## START

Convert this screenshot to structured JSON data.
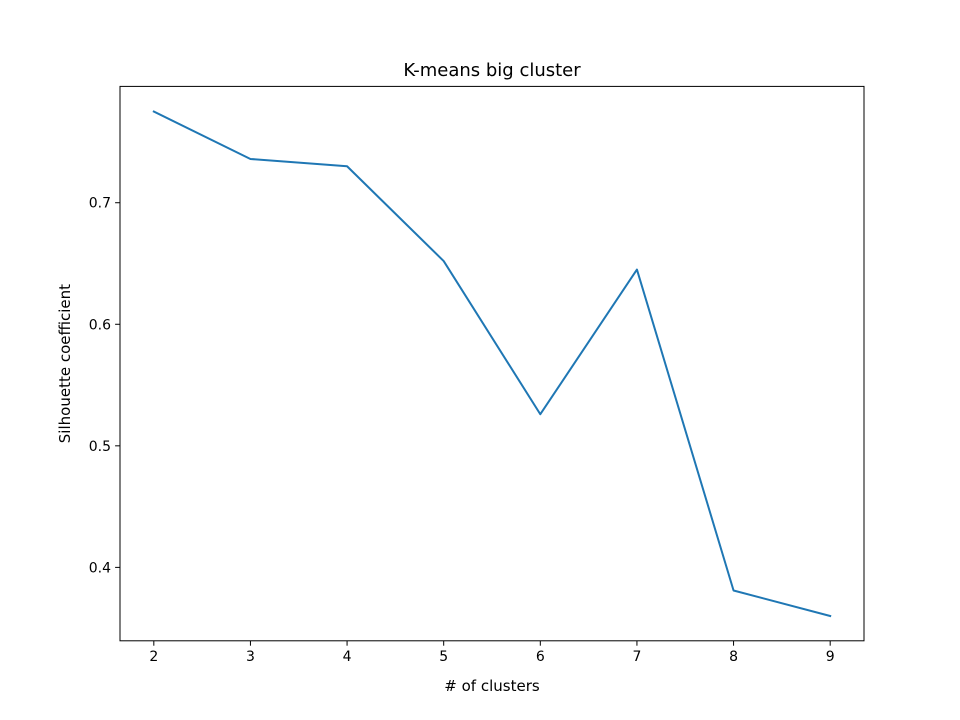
{
  "chart_data": {
    "type": "line",
    "title": "K-means big cluster",
    "xlabel": "# of clusters",
    "ylabel": "Silhouette coefficient",
    "x": [
      2,
      3,
      4,
      5,
      6,
      7,
      8,
      9
    ],
    "series": [
      {
        "values": [
          0.775,
          0.736,
          0.73,
          0.652,
          0.526,
          0.645,
          0.381,
          0.36
        ],
        "color": "#1f77b4"
      }
    ],
    "xticks": [
      "2",
      "3",
      "4",
      "5",
      "6",
      "7",
      "8",
      "9"
    ],
    "yticks": [
      "0.4",
      "0.5",
      "0.6",
      "0.7"
    ],
    "xlim": [
      1.65,
      9.35
    ],
    "ylim": [
      0.3396,
      0.7957
    ],
    "grid": false,
    "legend": "none"
  }
}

## END

**What to work on**:
Pictures in the records above are not copied; print everything else exactly.

**Answer**:
Convert this screenshot to structured JSON data.
{
  "chart_data": {
    "type": "line",
    "title": "K-means big cluster",
    "xlabel": "# of clusters",
    "ylabel": "Silhouette coefficient",
    "x": [
      2,
      3,
      4,
      5,
      6,
      7,
      8,
      9
    ],
    "series": [
      {
        "values": [
          0.775,
          0.736,
          0.73,
          0.652,
          0.526,
          0.645,
          0.381,
          0.36
        ],
        "color": "#1f77b4"
      }
    ],
    "xticks": [
      "2",
      "3",
      "4",
      "5",
      "6",
      "7",
      "8",
      "9"
    ],
    "yticks": [
      "0.4",
      "0.5",
      "0.6",
      "0.7"
    ],
    "xlim": [
      1.65,
      9.35
    ],
    "ylim": [
      0.3396,
      0.7957
    ],
    "grid": false,
    "legend": "none"
  }
}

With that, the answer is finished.